━━━ Dataset ━━━
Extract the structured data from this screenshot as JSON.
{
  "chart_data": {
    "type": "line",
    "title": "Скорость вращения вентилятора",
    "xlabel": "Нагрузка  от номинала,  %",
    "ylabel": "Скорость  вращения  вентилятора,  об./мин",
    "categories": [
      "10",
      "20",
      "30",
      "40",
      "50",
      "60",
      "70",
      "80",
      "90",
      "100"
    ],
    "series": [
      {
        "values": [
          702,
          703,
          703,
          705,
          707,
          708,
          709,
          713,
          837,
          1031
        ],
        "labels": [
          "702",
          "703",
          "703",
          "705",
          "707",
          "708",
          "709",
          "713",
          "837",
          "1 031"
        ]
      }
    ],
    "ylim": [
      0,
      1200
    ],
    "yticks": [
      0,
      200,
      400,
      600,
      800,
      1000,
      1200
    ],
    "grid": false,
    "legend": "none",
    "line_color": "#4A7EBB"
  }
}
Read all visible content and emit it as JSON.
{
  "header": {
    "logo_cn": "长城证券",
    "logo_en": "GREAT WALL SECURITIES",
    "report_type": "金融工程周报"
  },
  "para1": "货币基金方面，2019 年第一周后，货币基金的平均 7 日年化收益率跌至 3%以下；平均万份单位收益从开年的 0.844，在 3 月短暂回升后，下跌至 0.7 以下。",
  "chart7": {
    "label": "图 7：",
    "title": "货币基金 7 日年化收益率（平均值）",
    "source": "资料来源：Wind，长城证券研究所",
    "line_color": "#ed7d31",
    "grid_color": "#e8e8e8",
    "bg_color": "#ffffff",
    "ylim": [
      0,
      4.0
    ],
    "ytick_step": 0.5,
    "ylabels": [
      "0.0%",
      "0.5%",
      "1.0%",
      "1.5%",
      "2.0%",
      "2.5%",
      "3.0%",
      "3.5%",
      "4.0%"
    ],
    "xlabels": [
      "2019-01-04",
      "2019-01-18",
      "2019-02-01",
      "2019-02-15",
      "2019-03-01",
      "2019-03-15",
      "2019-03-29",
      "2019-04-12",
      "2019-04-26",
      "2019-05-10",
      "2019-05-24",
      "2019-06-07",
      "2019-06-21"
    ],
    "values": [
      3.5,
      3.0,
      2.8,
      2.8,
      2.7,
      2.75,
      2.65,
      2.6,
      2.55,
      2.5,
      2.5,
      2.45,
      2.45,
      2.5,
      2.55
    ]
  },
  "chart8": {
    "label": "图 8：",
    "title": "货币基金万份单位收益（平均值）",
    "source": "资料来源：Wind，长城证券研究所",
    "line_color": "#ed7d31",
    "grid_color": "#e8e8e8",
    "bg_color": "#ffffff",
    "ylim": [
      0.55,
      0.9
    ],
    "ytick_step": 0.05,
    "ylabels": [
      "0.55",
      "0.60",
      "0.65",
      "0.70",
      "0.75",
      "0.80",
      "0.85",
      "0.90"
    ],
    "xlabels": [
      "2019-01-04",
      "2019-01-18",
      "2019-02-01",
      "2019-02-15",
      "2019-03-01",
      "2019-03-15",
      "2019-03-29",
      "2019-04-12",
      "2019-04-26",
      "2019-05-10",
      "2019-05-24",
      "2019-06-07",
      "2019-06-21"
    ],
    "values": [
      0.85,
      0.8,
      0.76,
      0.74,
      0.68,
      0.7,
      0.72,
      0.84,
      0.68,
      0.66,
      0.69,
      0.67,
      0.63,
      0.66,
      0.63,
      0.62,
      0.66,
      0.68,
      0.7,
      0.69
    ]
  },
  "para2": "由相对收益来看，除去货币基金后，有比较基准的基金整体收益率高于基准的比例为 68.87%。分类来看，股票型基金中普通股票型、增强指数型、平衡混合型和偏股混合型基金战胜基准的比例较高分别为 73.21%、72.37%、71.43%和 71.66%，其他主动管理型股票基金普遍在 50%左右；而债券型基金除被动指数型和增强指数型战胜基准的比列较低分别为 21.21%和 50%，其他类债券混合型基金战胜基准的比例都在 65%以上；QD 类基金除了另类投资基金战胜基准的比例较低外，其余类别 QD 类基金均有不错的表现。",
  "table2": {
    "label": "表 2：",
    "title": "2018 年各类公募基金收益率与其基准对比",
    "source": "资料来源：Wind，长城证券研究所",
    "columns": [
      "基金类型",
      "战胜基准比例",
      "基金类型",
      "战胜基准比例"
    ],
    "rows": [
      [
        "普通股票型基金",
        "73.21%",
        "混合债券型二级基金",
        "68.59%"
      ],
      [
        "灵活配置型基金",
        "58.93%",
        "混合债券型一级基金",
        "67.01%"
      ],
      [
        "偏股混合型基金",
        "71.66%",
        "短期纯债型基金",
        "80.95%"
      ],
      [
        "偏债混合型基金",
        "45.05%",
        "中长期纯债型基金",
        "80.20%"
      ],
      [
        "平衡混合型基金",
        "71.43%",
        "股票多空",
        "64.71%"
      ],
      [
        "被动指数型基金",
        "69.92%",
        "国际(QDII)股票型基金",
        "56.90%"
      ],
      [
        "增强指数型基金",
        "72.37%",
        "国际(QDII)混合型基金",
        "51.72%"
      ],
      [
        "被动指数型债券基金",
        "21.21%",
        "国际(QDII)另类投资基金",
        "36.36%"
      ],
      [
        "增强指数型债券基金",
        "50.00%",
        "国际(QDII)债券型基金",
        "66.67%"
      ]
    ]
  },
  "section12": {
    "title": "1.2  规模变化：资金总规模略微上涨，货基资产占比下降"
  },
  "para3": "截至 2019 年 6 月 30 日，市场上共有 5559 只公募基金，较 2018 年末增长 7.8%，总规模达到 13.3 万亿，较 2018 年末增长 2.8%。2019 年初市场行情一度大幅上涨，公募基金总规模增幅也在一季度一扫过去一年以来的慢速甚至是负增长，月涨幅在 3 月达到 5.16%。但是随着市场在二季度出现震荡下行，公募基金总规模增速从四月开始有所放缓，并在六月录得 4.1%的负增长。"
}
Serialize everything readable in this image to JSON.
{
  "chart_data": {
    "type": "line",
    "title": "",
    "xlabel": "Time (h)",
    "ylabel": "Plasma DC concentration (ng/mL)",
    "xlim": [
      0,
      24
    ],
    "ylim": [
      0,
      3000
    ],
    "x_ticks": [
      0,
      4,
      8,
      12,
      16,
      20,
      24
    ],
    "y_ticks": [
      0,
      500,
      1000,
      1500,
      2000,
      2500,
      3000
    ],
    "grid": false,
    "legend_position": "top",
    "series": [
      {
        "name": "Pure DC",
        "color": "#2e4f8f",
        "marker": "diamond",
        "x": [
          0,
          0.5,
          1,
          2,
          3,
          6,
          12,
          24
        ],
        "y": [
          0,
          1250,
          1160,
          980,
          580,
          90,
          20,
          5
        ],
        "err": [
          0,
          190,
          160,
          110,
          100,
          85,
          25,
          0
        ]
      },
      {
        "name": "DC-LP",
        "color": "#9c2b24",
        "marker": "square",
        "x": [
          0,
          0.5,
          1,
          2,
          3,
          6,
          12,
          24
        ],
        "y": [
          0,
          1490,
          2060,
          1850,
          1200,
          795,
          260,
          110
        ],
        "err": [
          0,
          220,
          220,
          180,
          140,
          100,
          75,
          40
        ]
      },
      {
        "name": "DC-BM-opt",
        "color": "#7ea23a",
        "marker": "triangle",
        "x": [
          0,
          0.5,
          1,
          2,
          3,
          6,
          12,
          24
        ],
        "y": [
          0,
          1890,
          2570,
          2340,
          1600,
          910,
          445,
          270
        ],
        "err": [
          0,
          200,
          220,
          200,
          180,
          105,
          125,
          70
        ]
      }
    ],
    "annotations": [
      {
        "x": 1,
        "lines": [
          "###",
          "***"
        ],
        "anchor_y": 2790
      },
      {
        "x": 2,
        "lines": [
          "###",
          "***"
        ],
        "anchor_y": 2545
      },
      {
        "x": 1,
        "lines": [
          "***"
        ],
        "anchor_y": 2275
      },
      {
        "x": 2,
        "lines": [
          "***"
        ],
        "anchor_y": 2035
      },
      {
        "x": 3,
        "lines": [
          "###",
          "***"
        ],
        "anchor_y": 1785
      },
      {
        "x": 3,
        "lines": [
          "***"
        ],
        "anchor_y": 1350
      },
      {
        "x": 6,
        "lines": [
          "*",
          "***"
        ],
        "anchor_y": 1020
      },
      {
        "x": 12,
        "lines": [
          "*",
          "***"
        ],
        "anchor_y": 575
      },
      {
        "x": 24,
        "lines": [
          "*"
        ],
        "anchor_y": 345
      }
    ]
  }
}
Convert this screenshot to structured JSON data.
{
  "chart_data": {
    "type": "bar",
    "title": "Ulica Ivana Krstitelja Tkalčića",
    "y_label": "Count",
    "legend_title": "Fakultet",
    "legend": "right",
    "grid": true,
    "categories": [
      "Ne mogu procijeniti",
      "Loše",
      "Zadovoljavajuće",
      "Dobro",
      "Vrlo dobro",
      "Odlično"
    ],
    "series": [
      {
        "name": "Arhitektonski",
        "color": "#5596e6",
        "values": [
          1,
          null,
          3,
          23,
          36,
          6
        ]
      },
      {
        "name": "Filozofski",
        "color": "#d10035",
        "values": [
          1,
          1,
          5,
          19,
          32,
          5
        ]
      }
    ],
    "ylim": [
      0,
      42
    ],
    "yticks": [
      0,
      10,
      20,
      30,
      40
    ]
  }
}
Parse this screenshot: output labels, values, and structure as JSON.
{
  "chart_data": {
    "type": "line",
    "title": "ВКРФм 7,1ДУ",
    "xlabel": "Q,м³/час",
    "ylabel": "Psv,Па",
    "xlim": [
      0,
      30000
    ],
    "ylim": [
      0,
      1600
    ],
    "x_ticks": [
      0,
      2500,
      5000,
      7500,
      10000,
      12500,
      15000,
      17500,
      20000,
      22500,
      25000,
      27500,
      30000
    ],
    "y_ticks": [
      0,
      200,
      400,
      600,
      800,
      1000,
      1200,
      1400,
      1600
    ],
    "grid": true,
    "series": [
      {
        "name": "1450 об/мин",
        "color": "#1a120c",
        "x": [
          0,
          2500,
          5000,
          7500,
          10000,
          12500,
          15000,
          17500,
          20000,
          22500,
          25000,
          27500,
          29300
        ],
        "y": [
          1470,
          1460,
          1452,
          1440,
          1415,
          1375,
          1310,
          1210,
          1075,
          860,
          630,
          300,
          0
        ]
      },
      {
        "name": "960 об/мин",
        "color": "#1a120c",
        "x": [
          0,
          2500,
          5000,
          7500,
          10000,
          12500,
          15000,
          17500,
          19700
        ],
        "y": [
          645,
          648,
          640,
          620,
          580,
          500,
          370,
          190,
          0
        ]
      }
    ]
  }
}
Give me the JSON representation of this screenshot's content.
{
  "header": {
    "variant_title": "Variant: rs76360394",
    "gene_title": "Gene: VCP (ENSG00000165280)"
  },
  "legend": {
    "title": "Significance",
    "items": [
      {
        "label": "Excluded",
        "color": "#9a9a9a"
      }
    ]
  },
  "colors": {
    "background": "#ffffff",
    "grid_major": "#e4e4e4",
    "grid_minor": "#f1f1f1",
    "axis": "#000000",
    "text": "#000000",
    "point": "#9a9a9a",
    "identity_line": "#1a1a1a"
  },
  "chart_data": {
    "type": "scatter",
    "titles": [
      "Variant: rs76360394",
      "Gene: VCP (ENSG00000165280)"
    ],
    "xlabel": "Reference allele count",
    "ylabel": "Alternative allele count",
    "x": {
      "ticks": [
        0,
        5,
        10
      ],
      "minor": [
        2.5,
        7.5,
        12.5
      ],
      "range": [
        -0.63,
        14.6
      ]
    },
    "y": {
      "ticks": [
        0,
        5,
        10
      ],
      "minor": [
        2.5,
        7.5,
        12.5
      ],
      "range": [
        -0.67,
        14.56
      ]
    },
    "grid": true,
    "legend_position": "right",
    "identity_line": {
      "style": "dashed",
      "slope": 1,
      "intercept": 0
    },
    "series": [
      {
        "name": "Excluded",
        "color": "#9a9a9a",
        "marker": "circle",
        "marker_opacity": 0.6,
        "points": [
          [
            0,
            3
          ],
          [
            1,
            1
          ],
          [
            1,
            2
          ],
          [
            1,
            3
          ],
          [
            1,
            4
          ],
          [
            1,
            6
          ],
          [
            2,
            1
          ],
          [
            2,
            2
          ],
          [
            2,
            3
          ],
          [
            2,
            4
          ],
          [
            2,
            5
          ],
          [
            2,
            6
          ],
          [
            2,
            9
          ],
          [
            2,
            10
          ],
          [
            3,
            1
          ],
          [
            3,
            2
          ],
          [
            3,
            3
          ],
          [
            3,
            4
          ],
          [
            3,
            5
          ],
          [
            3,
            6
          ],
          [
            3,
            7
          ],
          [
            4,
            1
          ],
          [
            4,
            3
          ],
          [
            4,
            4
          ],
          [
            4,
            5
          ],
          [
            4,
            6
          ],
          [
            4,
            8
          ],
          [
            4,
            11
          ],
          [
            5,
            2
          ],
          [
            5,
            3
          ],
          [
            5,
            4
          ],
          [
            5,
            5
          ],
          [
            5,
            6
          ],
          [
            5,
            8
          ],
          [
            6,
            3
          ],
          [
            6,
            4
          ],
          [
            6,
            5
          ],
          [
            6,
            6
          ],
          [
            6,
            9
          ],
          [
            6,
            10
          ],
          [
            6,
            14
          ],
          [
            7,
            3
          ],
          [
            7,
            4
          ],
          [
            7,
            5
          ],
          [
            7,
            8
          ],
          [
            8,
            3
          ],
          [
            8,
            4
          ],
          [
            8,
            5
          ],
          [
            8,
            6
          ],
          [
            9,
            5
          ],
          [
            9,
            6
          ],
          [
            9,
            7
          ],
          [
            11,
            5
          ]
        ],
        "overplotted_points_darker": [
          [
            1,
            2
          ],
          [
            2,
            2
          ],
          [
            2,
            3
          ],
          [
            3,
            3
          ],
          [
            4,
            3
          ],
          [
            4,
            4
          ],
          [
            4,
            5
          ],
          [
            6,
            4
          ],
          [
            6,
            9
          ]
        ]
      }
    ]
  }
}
━━━
• What the task requires
Copy out all lines from the material above that contain the string "screenshot".

• Result
Extract the structured data from this screenshot as JSON.
Convert this screenshot to structured JSON data.
Parse this screenshot: output labels, values, and structure as JSON.
Give me the JSON representation of this screenshot's content.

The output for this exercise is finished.